**AIM OF THE EXERCISE:**
Determine the number of lines in these entries that hold the word "with". Give the number and nothing more.

**RECORDS SHOWN:**
☆ ☆ ☆ ☆
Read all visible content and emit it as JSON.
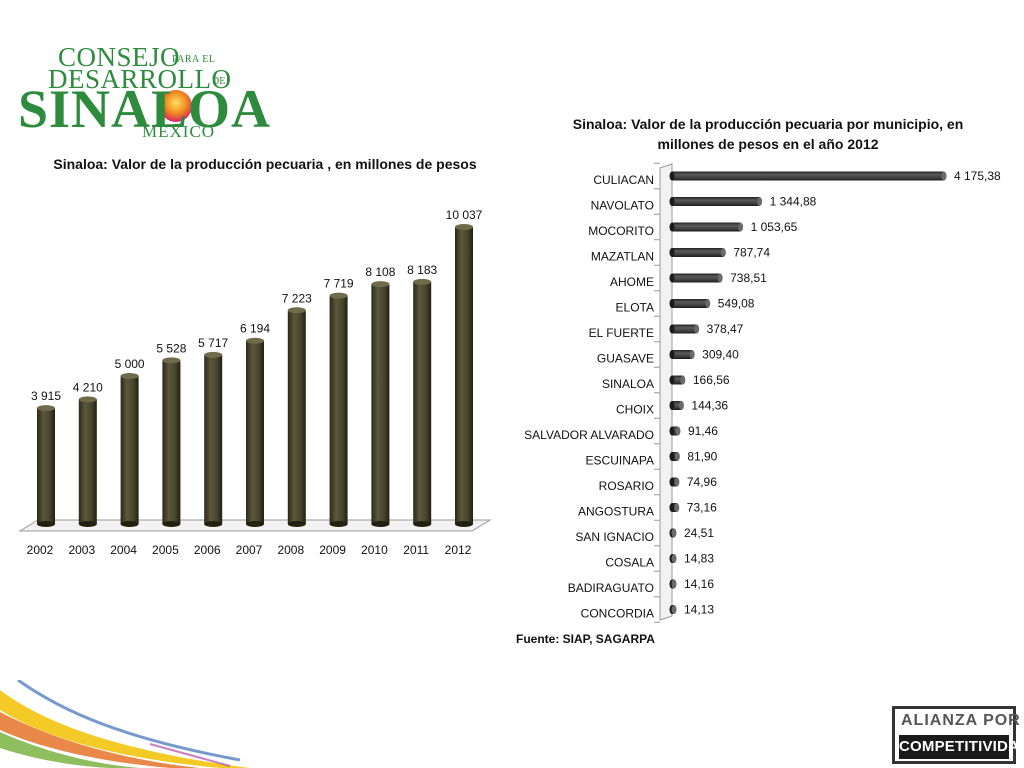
{
  "logo": {
    "line1": "CONSEJO",
    "line1_small": "PARA EL",
    "line2": "DESARROLLO",
    "line2_small": "DE",
    "line3": "SINALOA",
    "line4": "MEXICO"
  },
  "partner_logo": {
    "line1": "ALIANZA POR LA",
    "line2": "COMPETITIVIDAD"
  },
  "source": "Fuente: SIAP, SAGARPA",
  "colors": {
    "bar_left": "#48452f",
    "bar_right": "#3f3f3f",
    "logo_green": "#2e8b3e"
  },
  "chart_data": [
    {
      "type": "bar",
      "orientation": "vertical",
      "title": "Sinaloa: Valor de la producción pecuaria , en millones de pesos",
      "categories": [
        "2002",
        "2003",
        "2004",
        "2005",
        "2006",
        "2007",
        "2008",
        "2009",
        "2010",
        "2011",
        "2012"
      ],
      "values": [
        3915,
        4210,
        5000,
        5528,
        5717,
        6194,
        7223,
        7719,
        8108,
        8183,
        10037
      ],
      "labels": [
        "3 915",
        "4 210",
        "5 000",
        "5 528",
        "5 717",
        "6 194",
        "7 223",
        "7 719",
        "8 108",
        "8 183",
        "10 037"
      ],
      "ylim": [
        0,
        11000
      ],
      "grid": false,
      "style": "3d-cylinder"
    },
    {
      "type": "bar",
      "orientation": "horizontal",
      "title": "Sinaloa: Valor de la producción pecuaria por municipio, en millones de pesos en el año 2012",
      "categories": [
        "CULIACAN",
        "NAVOLATO",
        "MOCORITO",
        "MAZATLAN",
        "AHOME",
        "ELOTA",
        "EL FUERTE",
        "GUASAVE",
        "SINALOA",
        "CHOIX",
        "SALVADOR ALVARADO",
        "ESCUINAPA",
        "ROSARIO",
        "ANGOSTURA",
        "SAN IGNACIO",
        "COSALA",
        "BADIRAGUATO",
        "CONCORDIA"
      ],
      "values": [
        4175.38,
        1344.88,
        1053.65,
        787.74,
        738.51,
        549.08,
        378.47,
        309.4,
        166.56,
        144.36,
        91.46,
        81.9,
        74.96,
        73.16,
        24.51,
        14.83,
        14.16,
        14.13
      ],
      "labels": [
        "4 175,38",
        "1 344,88",
        "1 053,65",
        "787,74",
        "738,51",
        "549,08",
        "378,47",
        "309,40",
        "166,56",
        "144,36",
        "91,46",
        "81,90",
        "74,96",
        "73,16",
        "24,51",
        "14,83",
        "14,16",
        "14,13"
      ],
      "xlim": [
        0,
        4200
      ],
      "grid": false,
      "style": "3d-cylinder"
    }
  ]
}
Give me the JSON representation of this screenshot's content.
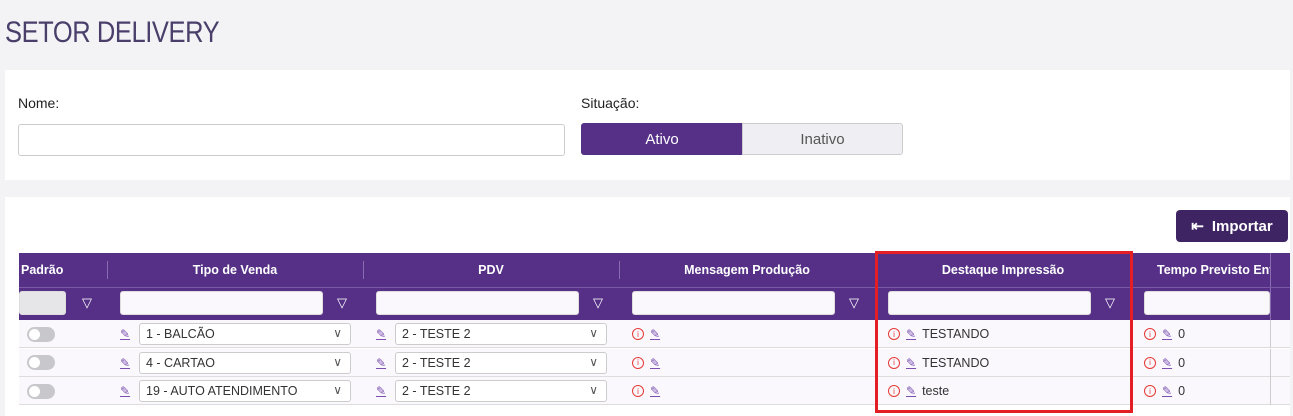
{
  "page": {
    "title": "SETOR DELIVERY"
  },
  "form": {
    "nome_label": "Nome:",
    "nome_value": "",
    "situacao_label": "Situação:",
    "situacao_options": [
      "Ativo",
      "Inativo"
    ],
    "situacao_selected": "Ativo"
  },
  "toolbar": {
    "import_label": "Importar"
  },
  "table": {
    "columns": [
      "Padrão",
      "Tipo de Venda",
      "PDV",
      "Mensagem Produção",
      "Destaque Impressão",
      "Tempo Previsto Entre"
    ],
    "rows": [
      {
        "padrao": false,
        "tipo_venda": "1 - BALCÃO",
        "pdv": "2 - TESTE 2",
        "mensagem": "",
        "destaque": "TESTANDO",
        "tempo": "0"
      },
      {
        "padrao": false,
        "tipo_venda": "4 - CARTAO",
        "pdv": "2 - TESTE 2",
        "mensagem": "",
        "destaque": "TESTANDO",
        "tempo": "0"
      },
      {
        "padrao": false,
        "tipo_venda": "19 - AUTO ATENDIMENTO",
        "pdv": "2 - TESTE 2",
        "mensagem": "",
        "destaque": "teste",
        "tempo": "0"
      }
    ]
  },
  "colors": {
    "accent": "#563087",
    "button": "#3e2463",
    "highlight": "#e31e24",
    "info": "#e53935"
  }
}
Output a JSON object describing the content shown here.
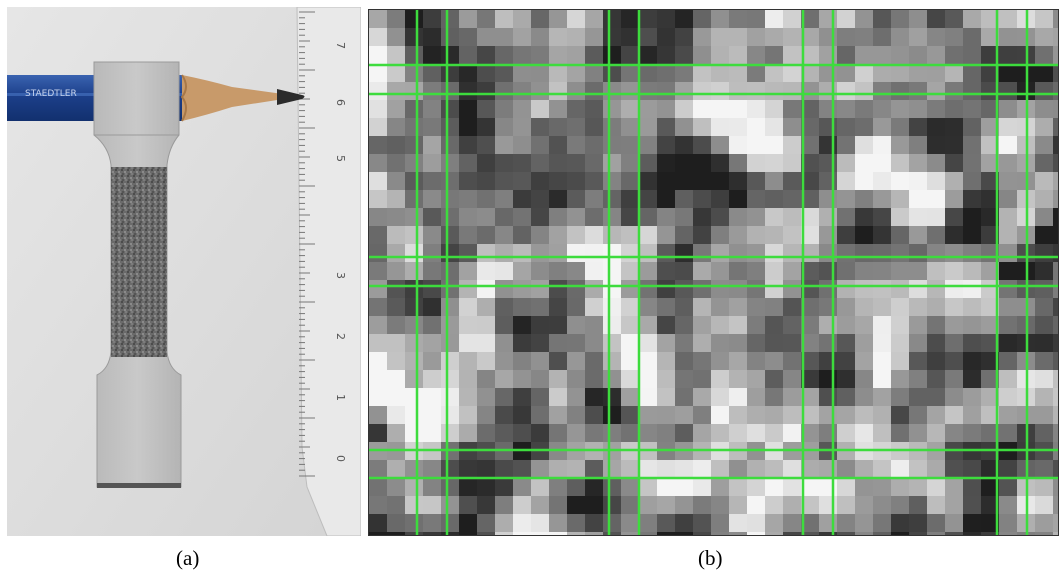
{
  "panels": [
    {
      "caption": "(a)",
      "image": "photo-of-dogbone-tensile-specimen-with-pencil-and-ruler",
      "ruler_marks": [
        "7",
        "6",
        "5",
        "3",
        "2",
        "1",
        "0"
      ],
      "pencil_text": "STAEDTLER"
    },
    {
      "caption": "(b)",
      "image": "pixelated-grayscale-speckle-pattern-with-green-grid-lines",
      "grid_color": "#3ddc3d"
    }
  ]
}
☆ ☆ ☆ ☆
**SOLUTION FOR THIS PROBLEM:**
2